→ Provided data:

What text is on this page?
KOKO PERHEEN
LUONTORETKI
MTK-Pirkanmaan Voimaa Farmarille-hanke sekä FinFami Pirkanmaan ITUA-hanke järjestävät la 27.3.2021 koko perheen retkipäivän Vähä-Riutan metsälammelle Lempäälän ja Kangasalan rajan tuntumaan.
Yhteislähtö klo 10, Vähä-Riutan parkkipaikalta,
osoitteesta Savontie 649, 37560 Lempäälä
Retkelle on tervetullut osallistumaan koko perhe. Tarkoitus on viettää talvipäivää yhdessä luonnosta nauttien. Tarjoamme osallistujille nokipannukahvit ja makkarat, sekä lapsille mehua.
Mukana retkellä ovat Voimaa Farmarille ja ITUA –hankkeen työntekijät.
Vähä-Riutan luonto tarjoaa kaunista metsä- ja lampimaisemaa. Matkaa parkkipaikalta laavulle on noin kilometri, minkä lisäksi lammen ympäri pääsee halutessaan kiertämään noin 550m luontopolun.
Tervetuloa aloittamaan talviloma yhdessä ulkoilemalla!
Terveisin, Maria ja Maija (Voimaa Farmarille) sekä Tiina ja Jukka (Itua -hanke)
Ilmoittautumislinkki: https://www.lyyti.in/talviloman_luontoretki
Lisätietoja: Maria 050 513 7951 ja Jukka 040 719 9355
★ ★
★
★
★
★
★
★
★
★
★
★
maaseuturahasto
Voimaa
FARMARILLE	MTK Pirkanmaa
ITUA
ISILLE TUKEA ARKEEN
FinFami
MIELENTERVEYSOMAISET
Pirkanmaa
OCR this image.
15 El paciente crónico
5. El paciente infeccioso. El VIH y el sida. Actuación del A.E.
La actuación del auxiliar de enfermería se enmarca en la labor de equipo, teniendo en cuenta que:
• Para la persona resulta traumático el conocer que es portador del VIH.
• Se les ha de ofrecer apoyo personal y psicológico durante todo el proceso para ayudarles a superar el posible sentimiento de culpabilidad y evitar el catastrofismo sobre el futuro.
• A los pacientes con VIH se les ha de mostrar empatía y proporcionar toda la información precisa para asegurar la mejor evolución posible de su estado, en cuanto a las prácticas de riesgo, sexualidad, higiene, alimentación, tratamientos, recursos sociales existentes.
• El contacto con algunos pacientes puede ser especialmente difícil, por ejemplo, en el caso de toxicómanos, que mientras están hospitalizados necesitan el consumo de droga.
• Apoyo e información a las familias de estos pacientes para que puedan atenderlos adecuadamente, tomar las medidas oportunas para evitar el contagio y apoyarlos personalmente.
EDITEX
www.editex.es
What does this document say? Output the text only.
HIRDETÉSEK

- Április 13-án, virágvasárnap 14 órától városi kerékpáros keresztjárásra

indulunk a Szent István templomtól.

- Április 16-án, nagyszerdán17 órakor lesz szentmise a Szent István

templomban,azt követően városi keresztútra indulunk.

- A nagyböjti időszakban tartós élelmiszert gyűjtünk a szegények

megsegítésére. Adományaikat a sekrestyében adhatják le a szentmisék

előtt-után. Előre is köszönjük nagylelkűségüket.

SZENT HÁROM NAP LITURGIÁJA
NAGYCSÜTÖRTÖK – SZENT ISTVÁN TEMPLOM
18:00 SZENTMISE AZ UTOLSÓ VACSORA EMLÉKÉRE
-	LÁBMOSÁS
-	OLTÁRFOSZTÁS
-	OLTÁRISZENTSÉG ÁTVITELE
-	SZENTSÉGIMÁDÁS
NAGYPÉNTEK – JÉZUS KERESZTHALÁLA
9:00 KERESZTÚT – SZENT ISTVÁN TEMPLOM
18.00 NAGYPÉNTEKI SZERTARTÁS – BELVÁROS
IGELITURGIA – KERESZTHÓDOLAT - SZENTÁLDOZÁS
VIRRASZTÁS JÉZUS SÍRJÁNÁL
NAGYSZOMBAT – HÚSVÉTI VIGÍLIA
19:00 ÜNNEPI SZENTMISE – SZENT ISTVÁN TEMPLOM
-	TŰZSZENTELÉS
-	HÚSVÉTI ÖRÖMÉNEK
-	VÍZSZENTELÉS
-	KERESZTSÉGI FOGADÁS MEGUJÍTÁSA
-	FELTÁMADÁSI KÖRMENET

→ What needs to be done:
Take the entries above and transcribe them exactly.

→ The answer:
What text is on this page?
KOKO PERHEEN
LUONTORETKI
MTK-Pirkanmaan Voimaa Farmarille-hanke sekä FinFami Pirkanmaan ITUA-hanke järjestävät la 27.3.2021 koko perheen retkipäivän Vähä-Riutan metsälammelle Lempäälän ja Kangasalan rajan tuntumaan.
Yhteislähtö klo 10, Vähä-Riutan parkkipaikalta,
osoitteesta Savontie 649, 37560 Lempäälä
Retkelle on tervetullut osallistumaan koko perhe. Tarkoitus on viettää talvipäivää yhdessä luonnosta nauttien. Tarjoamme osallistujille nokipannukahvit ja makkarat, sekä lapsille mehua.
Mukana retkellä ovat Voimaa Farmarille ja ITUA –hankkeen työntekijät.
Vähä-Riutan luonto tarjoaa kaunista metsä- ja lampimaisemaa. Matkaa parkkipaikalta laavulle on noin kilometri, minkä lisäksi lammen ympäri pääsee halutessaan kiertämään noin 550m luontopolun.
Tervetuloa aloittamaan talviloma yhdessä ulkoilemalla!
Terveisin, Maria ja Maija (Voimaa Farmarille) sekä Tiina ja Jukka (Itua -hanke)
Ilmoittautumislinkki: https://www.lyyti.in/talviloman_luontoretki
Lisätietoja: Maria 050 513 7951 ja Jukka 040 719 9355
★ ★
★
★
★
★
★
★
★
★
★
★
maaseuturahasto
Voimaa
FARMARILLE	MTK Pirkanmaa
ITUA
ISILLE TUKEA ARKEEN
FinFami
MIELENTERVEYSOMAISET
Pirkanmaa
OCR this image.
15 El paciente crónico
5. El paciente infeccioso. El VIH y el sida. Actuación del A.E.
La actuación del auxiliar de enfermería se enmarca en la labor de equipo, teniendo en cuenta que:
• Para la persona resulta traumático el conocer que es portador del VIH.
• Se les ha de ofrecer apoyo personal y psicológico durante todo el proceso para ayudarles a superar el posible sentimiento de culpabilidad y evitar el catastrofismo sobre el futuro.
• A los pacientes con VIH se les ha de mostrar empatía y proporcionar toda la información precisa para asegurar la mejor evolución posible de su estado, en cuanto a las prácticas de riesgo, sexualidad, higiene, alimentación, tratamientos, recursos sociales existentes.
• El contacto con algunos pacientes puede ser especialmente difícil, por ejemplo, en el caso de toxicómanos, que mientras están hospitalizados necesitan el consumo de droga.
• Apoyo e información a las familias de estos pacientes para que puedan atenderlos adecuadamente, tomar las medidas oportunas para evitar el contagio y apoyarlos personalmente.
EDITEX
www.editex.es
What does this document say? Output the text only.
HIRDETÉSEK

- Április 13-án, virágvasárnap 14 órától városi kerékpáros keresztjárásra

indulunk a Szent István templomtól.

- Április 16-án, nagyszerdán17 órakor lesz szentmise a Szent István

templomban,azt követően városi keresztútra indulunk.

- A nagyböjti időszakban tartós élelmiszert gyűjtünk a szegények

megsegítésére. Adományaikat a sekrestyében adhatják le a szentmisék

előtt-után. Előre is köszönjük nagylelkűségüket.

SZENT HÁROM NAP LITURGIÁJA
NAGYCSÜTÖRTÖK – SZENT ISTVÁN TEMPLOM
18:00 SZENTMISE AZ UTOLSÓ VACSORA EMLÉKÉRE
-	LÁBMOSÁS
-	OLTÁRFOSZTÁS
-	OLTÁRISZENTSÉG ÁTVITELE
-	SZENTSÉGIMÁDÁS
NAGYPÉNTEK – JÉZUS KERESZTHALÁLA
9:00 KERESZTÚT – SZENT ISTVÁN TEMPLOM
18.00 NAGYPÉNTEKI SZERTARTÁS – BELVÁROS
IGELITURGIA – KERESZTHÓDOLAT - SZENTÁLDOZÁS
VIRRASZTÁS JÉZUS SÍRJÁNÁL
NAGYSZOMBAT – HÚSVÉTI VIGÍLIA
19:00 ÜNNEPI SZENTMISE – SZENT ISTVÁN TEMPLOM
-	TŰZSZENTELÉS
-	HÚSVÉTI ÖRÖMÉNEK
-	VÍZSZENTELÉS
-	KERESZTSÉGI FOGADÁS MEGUJÍTÁSA
-	FELTÁMADÁSI KÖRMENET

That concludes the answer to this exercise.